AIM:
Copy the records below exactly, leaving out any pictures.

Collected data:
┌──

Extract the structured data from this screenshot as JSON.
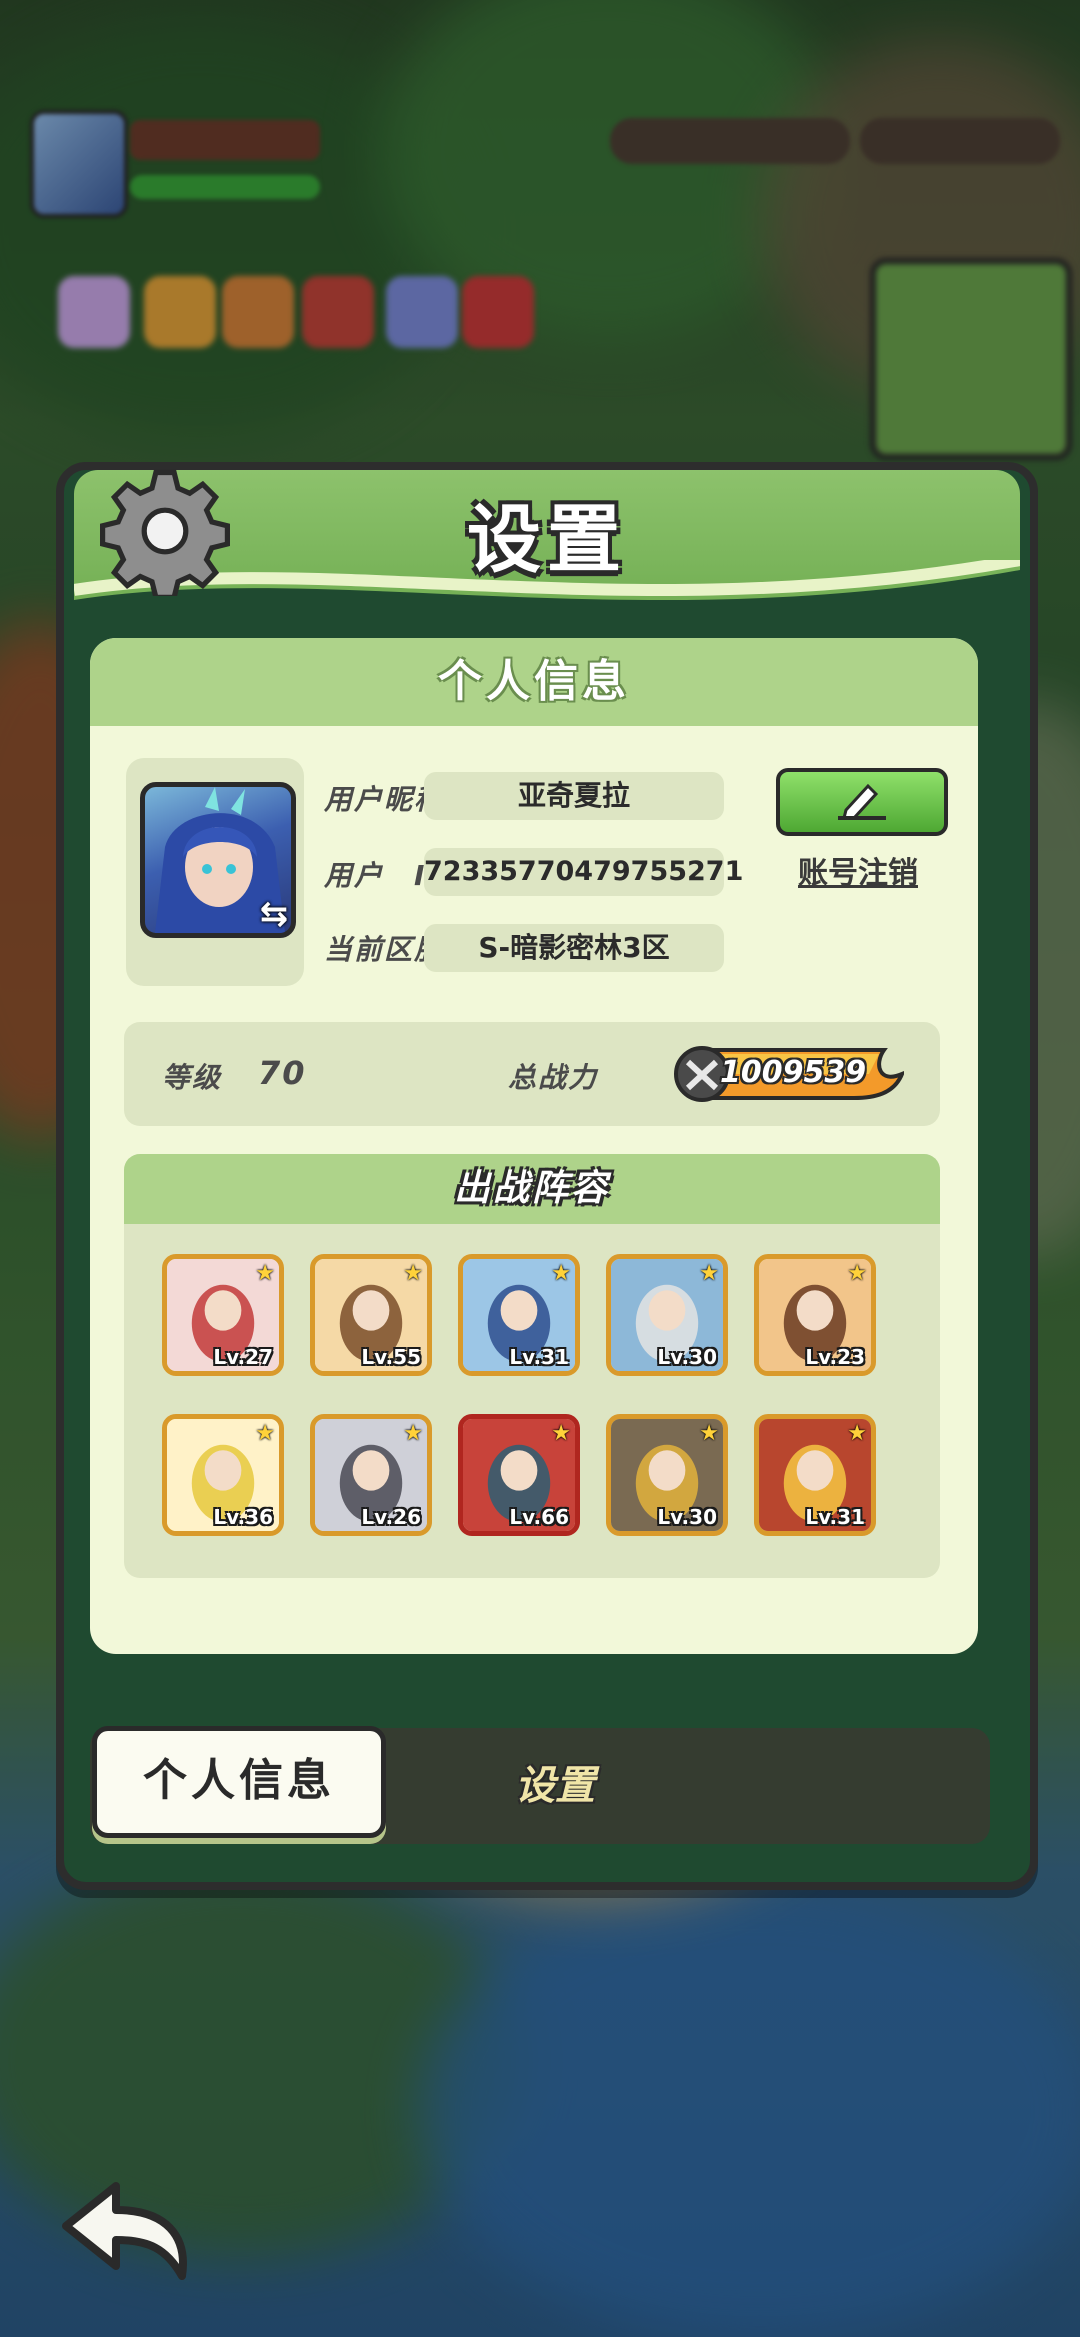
{
  "panel": {
    "title": "设置"
  },
  "profile": {
    "section_title": "个人信息",
    "nickname_label": "用户昵称",
    "nickname": "亚奇夏拉",
    "id_label": "用户　ID",
    "user_id": "72335770479755271",
    "server_label": "当前区服",
    "server": "S-暗影密林3区",
    "account_cancel": "账号注销"
  },
  "stats": {
    "level_label": "等级",
    "level": "70",
    "power_label": "总战力",
    "power": "1009539"
  },
  "lineup": {
    "title": "出战阵容",
    "heroes": [
      {
        "lv": "Lv.27",
        "color": "#f3d9d6",
        "accent": "#c23a3a",
        "frame": "gold"
      },
      {
        "lv": "Lv.55",
        "color": "#f5d9a6",
        "accent": "#7a4d2a",
        "frame": "gold"
      },
      {
        "lv": "Lv.31",
        "color": "#9cc6e6",
        "accent": "#2f4f8e",
        "frame": "gold"
      },
      {
        "lv": "Lv.30",
        "color": "#8db8d8",
        "accent": "#e3e3e3",
        "frame": "gold"
      },
      {
        "lv": "Lv.23",
        "color": "#f2c58a",
        "accent": "#6b3b22",
        "frame": "gold"
      },
      {
        "lv": "Lv.36",
        "color": "#fff2c8",
        "accent": "#e6c93d",
        "frame": "gold"
      },
      {
        "lv": "Lv.26",
        "color": "#cfd0d8",
        "accent": "#4a4a55",
        "frame": "gold"
      },
      {
        "lv": "Lv.66",
        "color": "#c8433a",
        "accent": "#2d5e73",
        "frame": "red"
      },
      {
        "lv": "Lv.30",
        "color": "#7a6a52",
        "accent": "#e2b23c",
        "frame": "gold"
      },
      {
        "lv": "Lv.31",
        "color": "#b8462e",
        "accent": "#f4c542",
        "frame": "gold"
      }
    ]
  },
  "tabs": {
    "active": "个人信息",
    "inactive": "设置"
  },
  "colors": {
    "panel_header": "#7ab85a",
    "card_bg": "#f2f8d9",
    "card_head": "#aed38a",
    "edit_button": "#6cc94a"
  }
}
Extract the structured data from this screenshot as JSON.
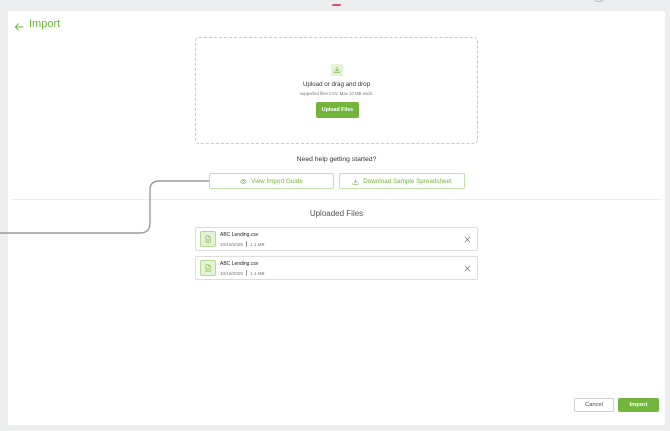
{
  "header": {
    "title": "Import",
    "back_icon": "arrow-left-icon"
  },
  "dropzone": {
    "icon": "download-tray-icon",
    "title": "Upload or drag and drop",
    "subtitle": "supported files CSV. Max 10 MB each.",
    "upload_button": "Upload Files"
  },
  "help": {
    "title": "Need help getting started?",
    "guide_button": "View Import Guide",
    "guide_icon": "eye-icon",
    "download_button": "Download Sample Spreadsheet",
    "download_icon": "download-icon"
  },
  "uploaded": {
    "title": "Uploaded Files",
    "files": [
      {
        "name": "ABC Lending.csv",
        "date": "10/19/2025",
        "size": "1.1 MB"
      },
      {
        "name": "ABC Lending.csv",
        "date": "10/19/2025",
        "size": "1.1 MB"
      }
    ]
  },
  "footer": {
    "cancel_label": "Cancel",
    "import_label": "Import"
  },
  "colors": {
    "accent": "#73b53c",
    "accent_light": "#e4f2d6",
    "border": "#dddddd"
  }
}
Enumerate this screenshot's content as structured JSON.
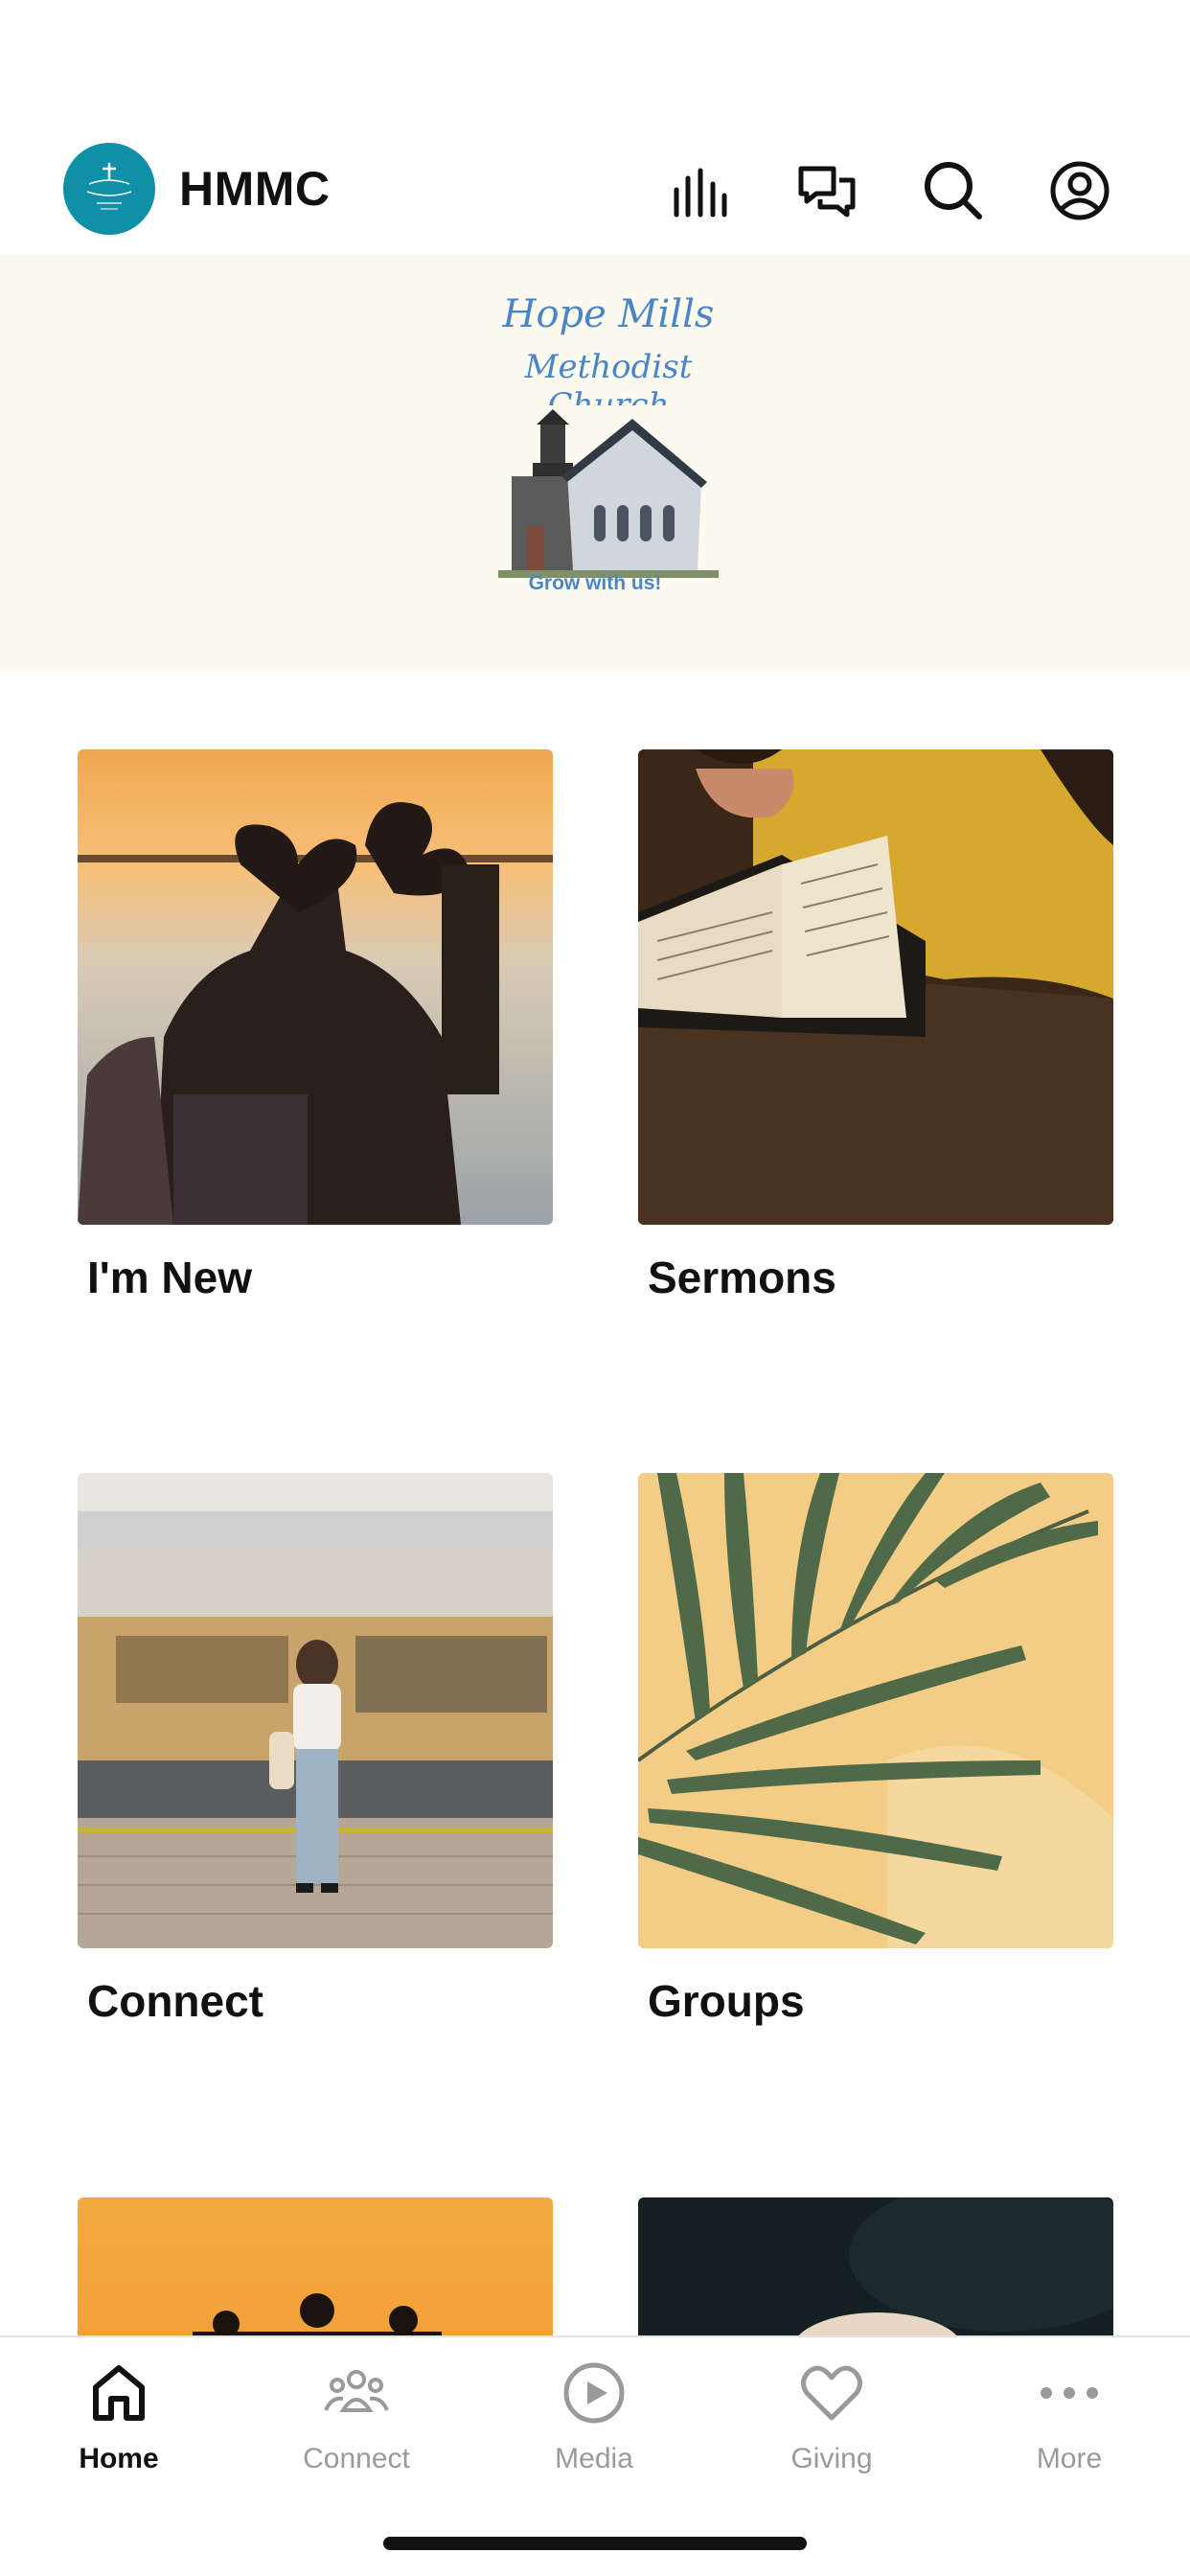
{
  "header": {
    "title": "HMMC",
    "icons": [
      "bars-chart-icon",
      "chat-bubbles-icon",
      "search-icon",
      "profile-icon"
    ]
  },
  "banner": {
    "script_line_1": "Hope Mills",
    "script_line_2": "Methodist Church",
    "tagline": "Grow with us!",
    "accent_color": "#4a86c5",
    "background": "#fcf9ef"
  },
  "tiles": [
    {
      "label": "I'm New",
      "image": "friends-heart-hands-sunset"
    },
    {
      "label": "Sermons",
      "image": "open-bible-on-table"
    },
    {
      "label": "Connect",
      "image": "woman-at-train-station"
    },
    {
      "label": "Groups",
      "image": "palm-leaf-on-yellow"
    },
    {
      "label": "",
      "image": "silhouettes-orange-sunset"
    },
    {
      "label": "",
      "image": "dark-coffee-cup"
    }
  ],
  "tabbar": {
    "tabs": [
      {
        "label": "Home",
        "icon": "home-icon",
        "active": true
      },
      {
        "label": "Connect",
        "icon": "people-icon",
        "active": false
      },
      {
        "label": "Media",
        "icon": "play-circle-icon",
        "active": false
      },
      {
        "label": "Giving",
        "icon": "heart-icon",
        "active": false
      },
      {
        "label": "More",
        "icon": "more-dots-icon",
        "active": false
      }
    ]
  },
  "colors": {
    "logo_circle": "#0f8fa8",
    "tab_inactive": "#9a9a9a",
    "tab_active": "#111111"
  }
}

└──

RESPONSE TO THIS EXERCISE:
Extract the structured data from this screenshot as JSON.
{
  "panel": {
    "title": "设置"
  },
  "profile": {
    "section_title": "个人信息",
    "nickname_label": "用户昵称",
    "nickname": "亚奇夏拉",
    "id_label": "用户　ID",
    "user_id": "72335770479755271",
    "server_label": "当前区服",
    "server": "S-暗影密林3区",
    "account_cancel": "账号注销"
  },
  "stats": {
    "level_label": "等级",
    "level": "70",
    "power_label": "总战力",
    "power": "1009539"
  },
  "lineup": {
    "title": "出战阵容",
    "heroes": [
      {
        "lv": "Lv.27",
        "color": "#f3d9d6",
        "accent": "#c23a3a",
        "frame": "gold"
      },
      {
        "lv": "Lv.55",
        "color": "#f5d9a6",
        "accent": "#7a4d2a",
        "frame": "gold"
      },
      {
        "lv": "Lv.31",
        "color": "#9cc6e6",
        "accent": "#2f4f8e",
        "frame": "gold"
      },
      {
        "lv": "Lv.30",
        "color": "#8db8d8",
        "accent": "#e3e3e3",
        "frame": "gold"
      },
      {
        "lv": "Lv.23",
        "color": "#f2c58a",
        "accent": "#6b3b22",
        "frame": "gold"
      },
      {
        "lv": "Lv.36",
        "color": "#fff2c8",
        "accent": "#e6c93d",
        "frame": "gold"
      },
      {
        "lv": "Lv.26",
        "color": "#cfd0d8",
        "accent": "#4a4a55",
        "frame": "gold"
      },
      {
        "lv": "Lv.66",
        "color": "#c8433a",
        "accent": "#2d5e73",
        "frame": "red"
      },
      {
        "lv": "Lv.30",
        "color": "#7a6a52",
        "accent": "#e2b23c",
        "frame": "gold"
      },
      {
        "lv": "Lv.31",
        "color": "#b8462e",
        "accent": "#f4c542",
        "frame": "gold"
      }
    ]
  },
  "tabs": {
    "active": "个人信息",
    "inactive": "设置"
  },
  "colors": {
    "panel_header": "#7ab85a",
    "card_bg": "#f2f8d9",
    "card_head": "#aed38a",
    "edit_button": "#6cc94a"
  }
}
Extract the structured data from this screenshot as JSON.
{
  "header": {
    "title": "Import",
    "back_icon": "arrow-left-icon"
  },
  "dropzone": {
    "icon": "download-tray-icon",
    "title": "Upload or drag and drop",
    "subtitle": "supported files CSV. Max 10 MB each.",
    "upload_button": "Upload Files"
  },
  "help": {
    "title": "Need help getting started?",
    "guide_button": "View Import Guide",
    "guide_icon": "eye-icon",
    "download_button": "Download Sample Spreadsheet",
    "download_icon": "download-icon"
  },
  "uploaded": {
    "title": "Uploaded Files",
    "files": [
      {
        "name": "ABC Lending.csv",
        "date": "10/19/2025",
        "size": "1.1 MB"
      },
      {
        "name": "ABC Lending.csv",
        "date": "10/19/2025",
        "size": "1.1 MB"
      }
    ]
  },
  "footer": {
    "cancel_label": "Cancel",
    "import_label": "Import"
  },
  "colors": {
    "accent": "#73b53c",
    "accent_light": "#e4f2d6",
    "border": "#dddddd"
  }
}
Enumerate this screenshot's content as structured JSON.
{
  "header": {
    "title": "HMMC",
    "icons": [
      "bars-chart-icon",
      "chat-bubbles-icon",
      "search-icon",
      "profile-icon"
    ]
  },
  "banner": {
    "script_line_1": "Hope Mills",
    "script_line_2": "Methodist Church",
    "tagline": "Grow with us!",
    "accent_color": "#4a86c5",
    "background": "#fcf9ef"
  },
  "tiles": [
    {
      "label": "I'm New",
      "image": "friends-heart-hands-sunset"
    },
    {
      "label": "Sermons",
      "image": "open-bible-on-table"
    },
    {
      "label": "Connect",
      "image": "woman-at-train-station"
    },
    {
      "label": "Groups",
      "image": "palm-leaf-on-yellow"
    },
    {
      "label": "",
      "image": "silhouettes-orange-sunset"
    },
    {
      "label": "",
      "image": "dark-coffee-cup"
    }
  ],
  "tabbar": {
    "tabs": [
      {
        "label": "Home",
        "icon": "home-icon",
        "active": true
      },
      {
        "label": "Connect",
        "icon": "people-icon",
        "active": false
      },
      {
        "label": "Media",
        "icon": "play-circle-icon",
        "active": false
      },
      {
        "label": "Giving",
        "icon": "heart-icon",
        "active": false
      },
      {
        "label": "More",
        "icon": "more-dots-icon",
        "active": false
      }
    ]
  },
  "colors": {
    "logo_circle": "#0f8fa8",
    "tab_inactive": "#9a9a9a",
    "tab_active": "#111111"
  }
}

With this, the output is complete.